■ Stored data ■
•••
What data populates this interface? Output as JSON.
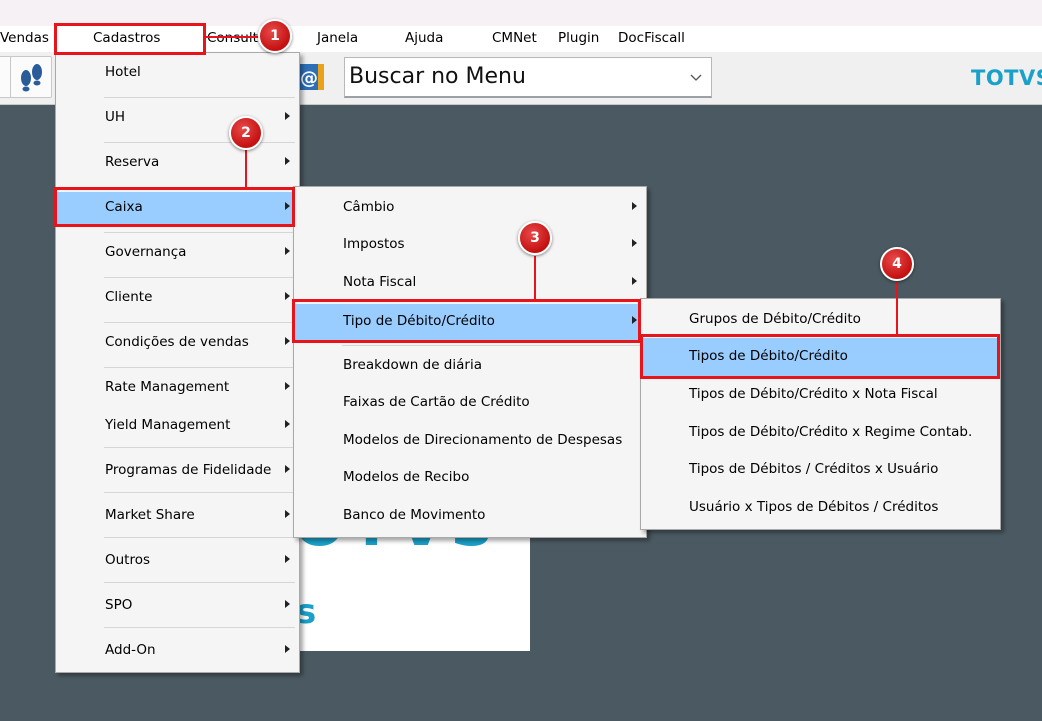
{
  "menubar": {
    "items": [
      "Vendas",
      "Cadastros",
      "Consultas",
      "Janela",
      "Ajuda",
      "CMNet",
      "Plugin",
      "DocFiscall"
    ]
  },
  "toolbar": {
    "search_value": "Buscar no Menu",
    "brand": "TOTVS"
  },
  "splash": {
    "logo_text": "OTVS",
    "sub_text": "s"
  },
  "cadastros_menu": {
    "items": [
      "Hotel",
      "UH",
      "Reserva",
      "Caixa",
      "Governança",
      "Cliente",
      "Condições de vendas",
      "Rate Management",
      "Yield Management",
      "Programas de Fidelidade",
      "Market Share",
      "Outros",
      "SPO",
      "Add-On"
    ]
  },
  "caixa_menu": {
    "items": [
      "Câmbio",
      "Impostos",
      "Nota Fiscal",
      "Tipo de Débito/Crédito",
      "Breakdown de diária",
      "Faixas de Cartão de Crédito",
      "Modelos de Direcionamento de Despesas",
      "Modelos de Recibo",
      "Banco de Movimento"
    ]
  },
  "tipo_menu": {
    "items": [
      "Grupos de Débito/Crédito",
      "Tipos de Débito/Crédito",
      "Tipos de Débito/Crédito x Nota Fiscal",
      "Tipos de Débito/Crédito x Regime Contab.",
      "Tipos de Débitos / Créditos x Usuário",
      "Usuário x Tipos de Débitos / Créditos"
    ]
  },
  "callouts": [
    "1",
    "2",
    "3",
    "4"
  ],
  "colors": {
    "highlight": "#99ccff",
    "callout": "#e8141c",
    "brand": "#1ba1c9",
    "background": "#4b5a62"
  }
}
•••
Extract lines where the string "Usuário" occurs.

■ Answer to this exercise ■
      "Tipos de Débitos / Créditos x Usuário",
      "Usuário x Tipos de Débitos / Créditos"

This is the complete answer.